_Your objective_
Images are not part of the copy; write out the rest of the data exactly as given.

_Input data_
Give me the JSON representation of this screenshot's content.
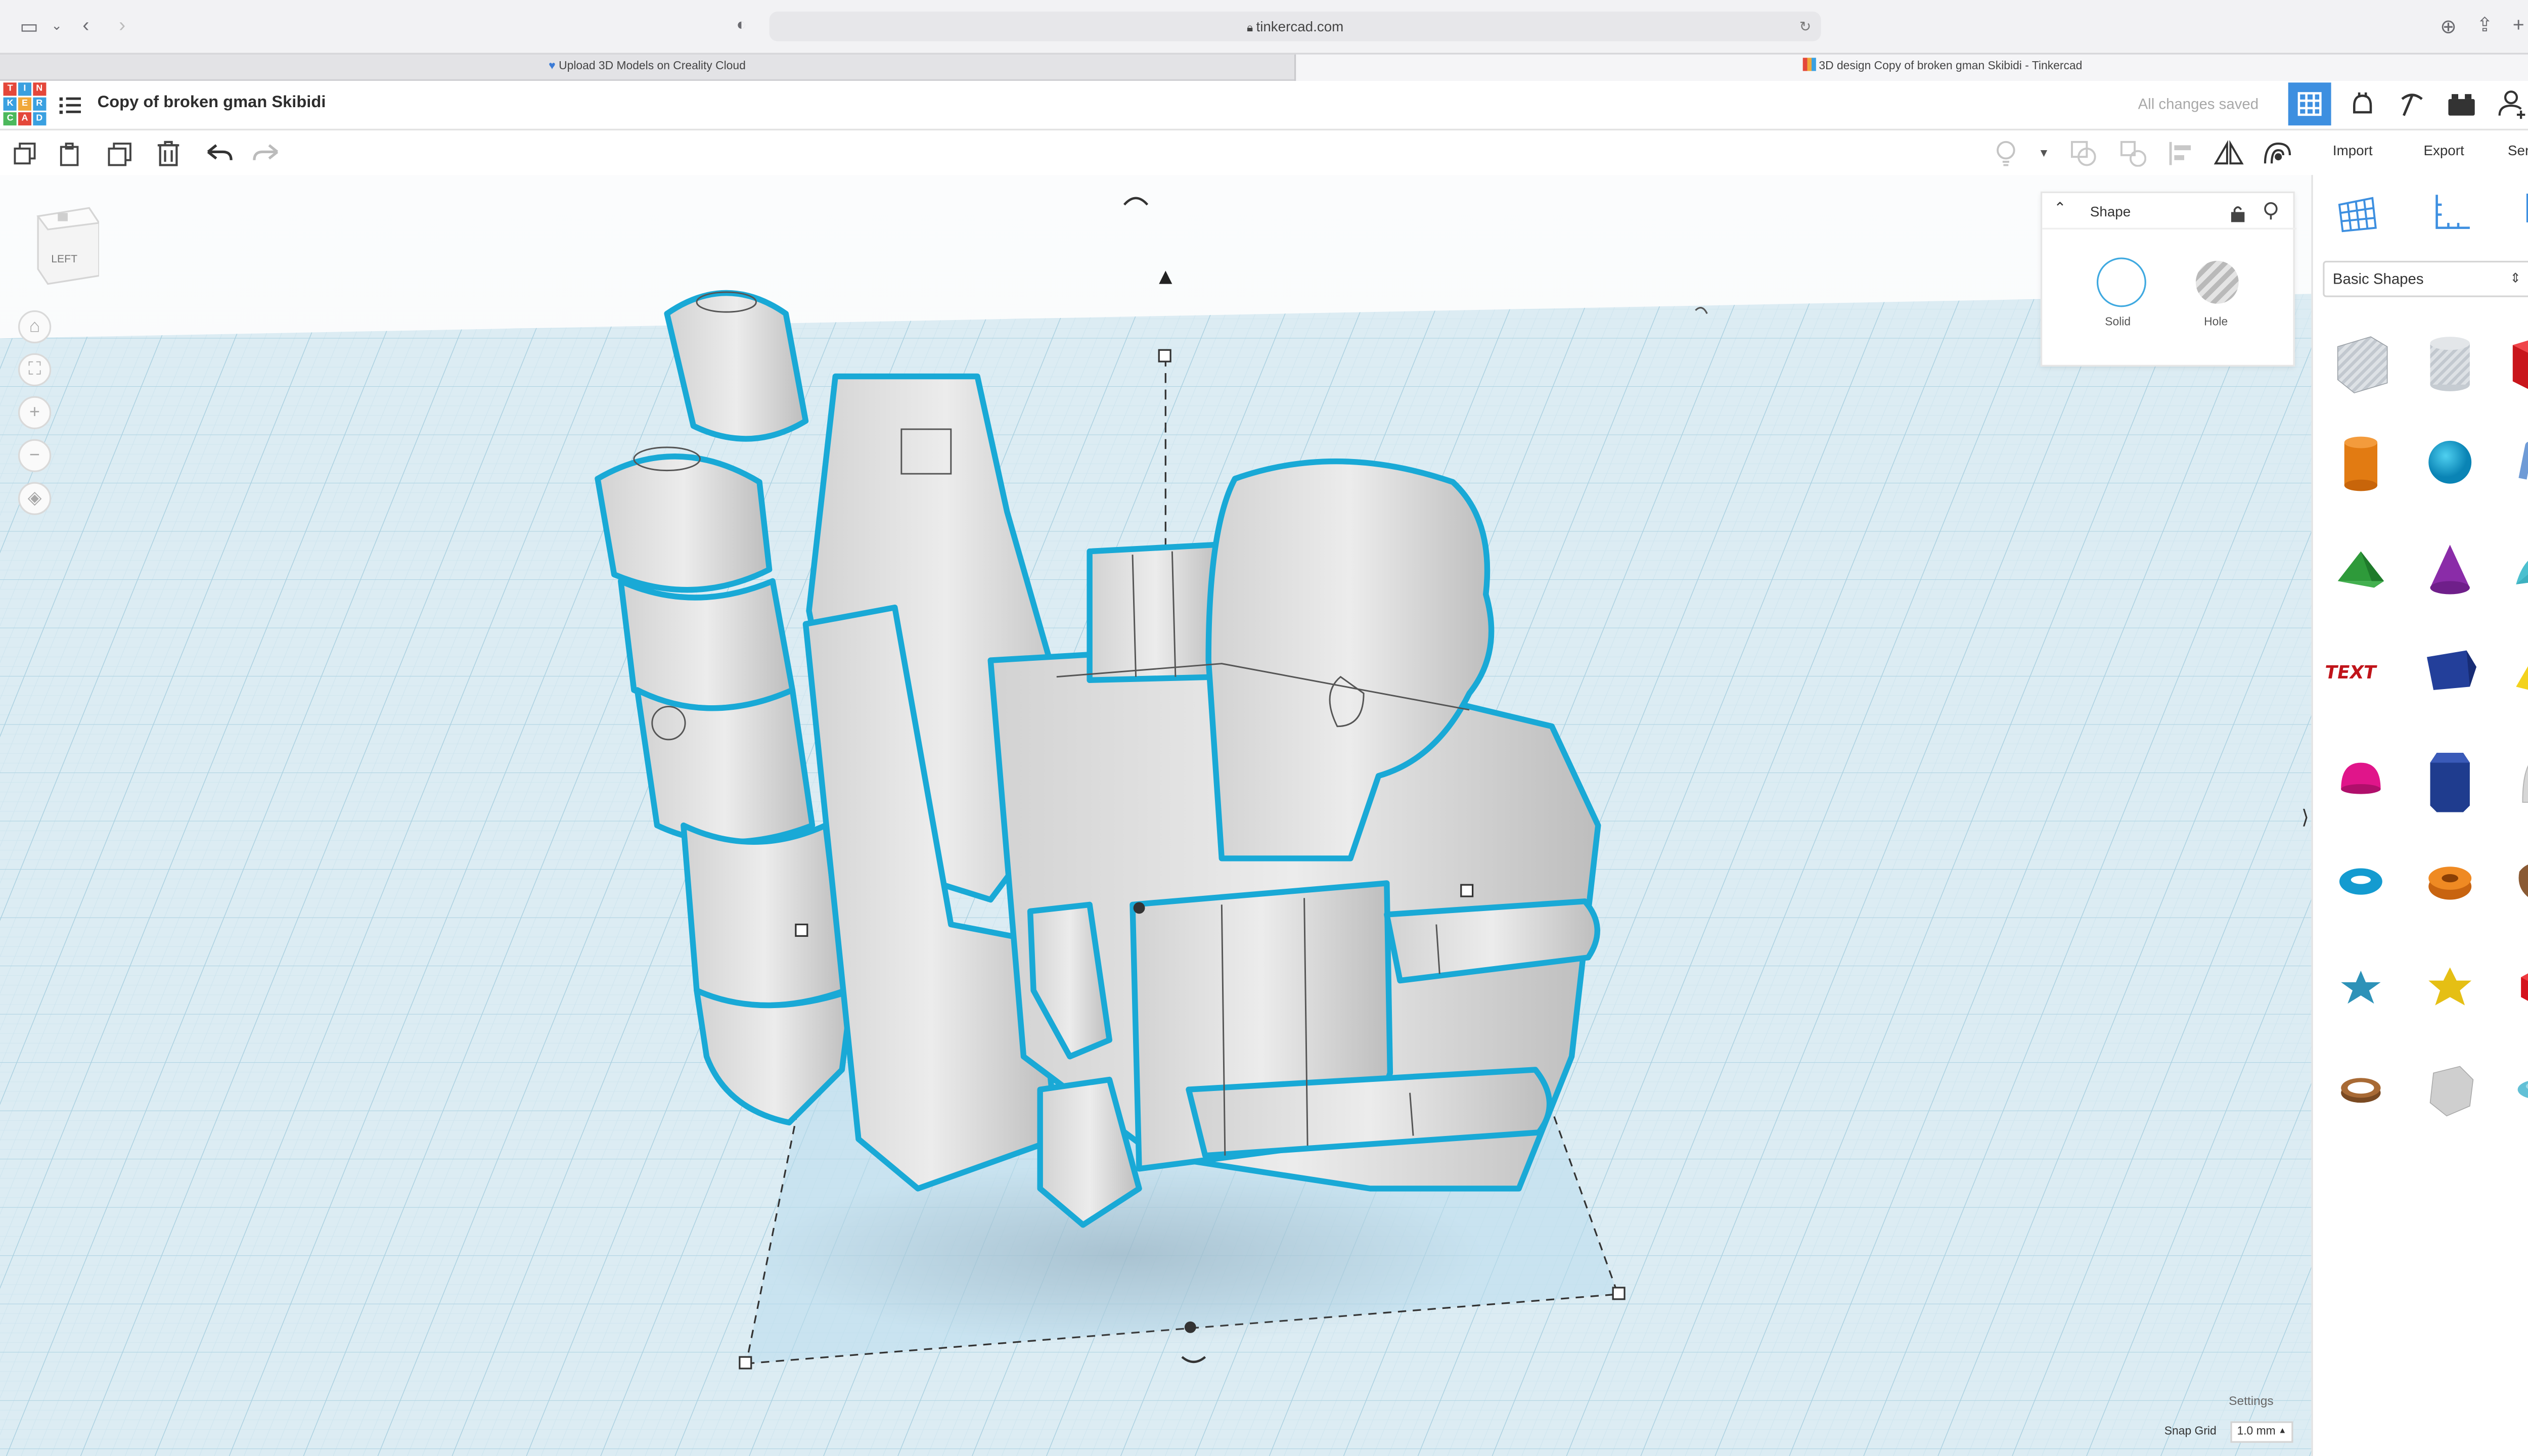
{
  "browser": {
    "url": "tinkercad.com",
    "tabs": [
      {
        "label": "Upload 3D Models on Creality Cloud",
        "active": false
      },
      {
        "label": "3D design Copy of broken gman Skibidi - Tinkercad",
        "active": true
      }
    ]
  },
  "app": {
    "logo_letters": [
      "TIN",
      "KER",
      "CAD"
    ],
    "design_title": "Copy of broken gman Skibidi",
    "save_status": "All changes saved"
  },
  "toolbar": {
    "import_label": "Import",
    "export_label": "Export",
    "send_to_label": "Send To"
  },
  "viewcube": {
    "face_label": "LEFT"
  },
  "shape_panel": {
    "title": "Shape",
    "solid_label": "Solid",
    "hole_label": "Hole"
  },
  "library": {
    "category": "Basic Shapes",
    "shapes": [
      "Box",
      "Cylinder",
      "Box",
      "Cylinder",
      "Sphere",
      "Scribble",
      "Roof",
      "Cone",
      "Round Roof",
      "Text",
      "Wedge",
      "Pyramid",
      "Half Sphere",
      "Polygon",
      "Paraboloid",
      "Torus",
      "Tube",
      "Shape Generator",
      "Star",
      "Star",
      "Icosahedron",
      "Ring",
      "Cylinder",
      "Ellipsoid"
    ]
  },
  "footer": {
    "settings_label": "Settings",
    "snap_grid_label": "Snap Grid",
    "snap_grid_value": "1.0 mm"
  },
  "colors": {
    "accent": "#3d8fe0",
    "selection_outline": "#19a9d6",
    "workplane": "#dcecf3",
    "grid_line": "#bcdce9"
  }
}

_Result_
Give me the JSON representation of this screenshot's content.
{
  "browser": {
    "url": "tinkercad.com",
    "tabs": [
      {
        "label": "Upload 3D Models on Creality Cloud",
        "active": false
      },
      {
        "label": "3D design Copy of broken gman Skibidi - Tinkercad",
        "active": true
      }
    ]
  },
  "app": {
    "logo_letters": [
      "TIN",
      "KER",
      "CAD"
    ],
    "design_title": "Copy of broken gman Skibidi",
    "save_status": "All changes saved"
  },
  "toolbar": {
    "import_label": "Import",
    "export_label": "Export",
    "send_to_label": "Send To"
  },
  "viewcube": {
    "face_label": "LEFT"
  },
  "shape_panel": {
    "title": "Shape",
    "solid_label": "Solid",
    "hole_label": "Hole"
  },
  "library": {
    "category": "Basic Shapes",
    "shapes": [
      "Box",
      "Cylinder",
      "Box",
      "Cylinder",
      "Sphere",
      "Scribble",
      "Roof",
      "Cone",
      "Round Roof",
      "Text",
      "Wedge",
      "Pyramid",
      "Half Sphere",
      "Polygon",
      "Paraboloid",
      "Torus",
      "Tube",
      "Shape Generator",
      "Star",
      "Star",
      "Icosahedron",
      "Ring",
      "Cylinder",
      "Ellipsoid"
    ]
  },
  "footer": {
    "settings_label": "Settings",
    "snap_grid_label": "Snap Grid",
    "snap_grid_value": "1.0 mm"
  },
  "colors": {
    "accent": "#3d8fe0",
    "selection_outline": "#19a9d6",
    "workplane": "#dcecf3",
    "grid_line": "#bcdce9"
  }
}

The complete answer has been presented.